EXERCISE MATERIALS:
>> Begin
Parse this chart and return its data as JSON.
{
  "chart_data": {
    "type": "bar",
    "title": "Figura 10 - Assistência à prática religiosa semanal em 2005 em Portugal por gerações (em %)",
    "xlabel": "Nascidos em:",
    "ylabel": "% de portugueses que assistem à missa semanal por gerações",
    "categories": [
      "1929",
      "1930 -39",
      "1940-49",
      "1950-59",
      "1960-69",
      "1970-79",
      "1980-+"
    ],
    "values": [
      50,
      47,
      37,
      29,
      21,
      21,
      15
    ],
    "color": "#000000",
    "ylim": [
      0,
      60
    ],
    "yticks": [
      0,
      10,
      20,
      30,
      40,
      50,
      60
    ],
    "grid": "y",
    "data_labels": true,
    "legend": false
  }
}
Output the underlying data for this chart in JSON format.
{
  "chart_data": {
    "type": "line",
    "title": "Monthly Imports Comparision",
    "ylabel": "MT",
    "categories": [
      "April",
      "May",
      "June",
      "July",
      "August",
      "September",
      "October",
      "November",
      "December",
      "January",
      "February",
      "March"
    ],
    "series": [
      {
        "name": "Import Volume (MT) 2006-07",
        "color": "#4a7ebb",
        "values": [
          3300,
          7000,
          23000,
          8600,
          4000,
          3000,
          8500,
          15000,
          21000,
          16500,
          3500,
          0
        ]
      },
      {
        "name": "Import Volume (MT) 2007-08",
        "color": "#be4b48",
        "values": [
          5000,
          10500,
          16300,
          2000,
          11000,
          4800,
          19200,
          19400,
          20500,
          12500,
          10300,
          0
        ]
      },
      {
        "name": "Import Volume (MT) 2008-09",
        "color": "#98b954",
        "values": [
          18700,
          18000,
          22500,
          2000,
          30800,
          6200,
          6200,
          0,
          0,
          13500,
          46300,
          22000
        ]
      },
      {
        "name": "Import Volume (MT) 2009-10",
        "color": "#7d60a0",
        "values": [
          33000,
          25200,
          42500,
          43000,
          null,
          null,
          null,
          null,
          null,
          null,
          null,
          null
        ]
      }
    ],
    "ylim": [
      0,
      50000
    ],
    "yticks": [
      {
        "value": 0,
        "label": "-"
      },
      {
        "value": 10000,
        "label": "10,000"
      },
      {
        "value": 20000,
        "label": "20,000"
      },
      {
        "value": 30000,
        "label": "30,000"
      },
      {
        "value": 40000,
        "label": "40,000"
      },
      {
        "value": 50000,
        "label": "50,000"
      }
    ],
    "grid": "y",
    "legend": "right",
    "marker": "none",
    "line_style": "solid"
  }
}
>> End
REQUIRED WORK: Output the whole listing above again, word for word.

RESULT:
Parse this chart and return its data as JSON.
{
  "chart_data": {
    "type": "bar",
    "title": "Figura 10 - Assistência à prática religiosa semanal em 2005 em Portugal por gerações (em %)",
    "xlabel": "Nascidos em:",
    "ylabel": "% de portugueses que assistem à missa semanal por gerações",
    "categories": [
      "1929",
      "1930 -39",
      "1940-49",
      "1950-59",
      "1960-69",
      "1970-79",
      "1980-+"
    ],
    "values": [
      50,
      47,
      37,
      29,
      21,
      21,
      15
    ],
    "color": "#000000",
    "ylim": [
      0,
      60
    ],
    "yticks": [
      0,
      10,
      20,
      30,
      40,
      50,
      60
    ],
    "grid": "y",
    "data_labels": true,
    "legend": false
  }
}
Output the underlying data for this chart in JSON format.
{
  "chart_data": {
    "type": "line",
    "title": "Monthly Imports Comparision",
    "ylabel": "MT",
    "categories": [
      "April",
      "May",
      "June",
      "July",
      "August",
      "September",
      "October",
      "November",
      "December",
      "January",
      "February",
      "March"
    ],
    "series": [
      {
        "name": "Import Volume (MT) 2006-07",
        "color": "#4a7ebb",
        "values": [
          3300,
          7000,
          23000,
          8600,
          4000,
          3000,
          8500,
          15000,
          21000,
          16500,
          3500,
          0
        ]
      },
      {
        "name": "Import Volume (MT) 2007-08",
        "color": "#be4b48",
        "values": [
          5000,
          10500,
          16300,
          2000,
          11000,
          4800,
          19200,
          19400,
          20500,
          12500,
          10300,
          0
        ]
      },
      {
        "name": "Import Volume (MT) 2008-09",
        "color": "#98b954",
        "values": [
          18700,
          18000,
          22500,
          2000,
          30800,
          6200,
          6200,
          0,
          0,
          13500,
          46300,
          22000
        ]
      },
      {
        "name": "Import Volume (MT) 2009-10",
        "color": "#7d60a0",
        "values": [
          33000,
          25200,
          42500,
          43000,
          null,
          null,
          null,
          null,
          null,
          null,
          null,
          null
        ]
      }
    ],
    "ylim": [
      0,
      50000
    ],
    "yticks": [
      {
        "value": 0,
        "label": "-"
      },
      {
        "value": 10000,
        "label": "10,000"
      },
      {
        "value": 20000,
        "label": "20,000"
      },
      {
        "value": 30000,
        "label": "30,000"
      },
      {
        "value": 40000,
        "label": "40,000"
      },
      {
        "value": 50000,
        "label": "50,000"
      }
    ],
    "grid": "y",
    "legend": "right",
    "marker": "none",
    "line_style": "solid"
  }
}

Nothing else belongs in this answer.